* Written request
Quote, without change, all of the lines that follow.

Saved entries:
'''

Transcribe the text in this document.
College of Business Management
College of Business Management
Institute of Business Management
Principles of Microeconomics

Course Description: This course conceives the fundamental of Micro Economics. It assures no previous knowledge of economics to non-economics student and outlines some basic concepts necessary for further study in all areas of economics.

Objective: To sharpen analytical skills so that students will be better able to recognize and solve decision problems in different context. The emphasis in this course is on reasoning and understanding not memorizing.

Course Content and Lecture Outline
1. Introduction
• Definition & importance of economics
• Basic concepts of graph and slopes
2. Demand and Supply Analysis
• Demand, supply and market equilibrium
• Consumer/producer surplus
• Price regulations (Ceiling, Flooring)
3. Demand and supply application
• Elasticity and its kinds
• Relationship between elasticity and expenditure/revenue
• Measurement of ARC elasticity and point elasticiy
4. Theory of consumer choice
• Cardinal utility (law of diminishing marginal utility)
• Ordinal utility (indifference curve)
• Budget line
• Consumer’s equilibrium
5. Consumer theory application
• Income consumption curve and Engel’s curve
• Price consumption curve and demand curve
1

'''

* Task answer
Transcribe the text in this document.
College of Business Management
College of Business Management
Institute of Business Management
Principles of Microeconomics

Course Description: This course conceives the fundamental of Micro Economics. It assures no previous knowledge of economics to non-economics student and outlines some basic concepts necessary for further study in all areas of economics.

Objective: To sharpen analytical skills so that students will be better able to recognize and solve decision problems in different context. The emphasis in this course is on reasoning and understanding not memorizing.

Course Content and Lecture Outline
1. Introduction
• Definition & importance of economics
• Basic concepts of graph and slopes
2. Demand and Supply Analysis
• Demand, supply and market equilibrium
• Consumer/producer surplus
• Price regulations (Ceiling, Flooring)
3. Demand and supply application
• Elasticity and its kinds
• Relationship between elasticity and expenditure/revenue
• Measurement of ARC elasticity and point elasticiy
4. Theory of consumer choice
• Cardinal utility (law of diminishing marginal utility)
• Ordinal utility (indifference curve)
• Budget line
• Consumer’s equilibrium
5. Consumer theory application
• Income consumption curve and Engel’s curve
• Price consumption curve and demand curve
1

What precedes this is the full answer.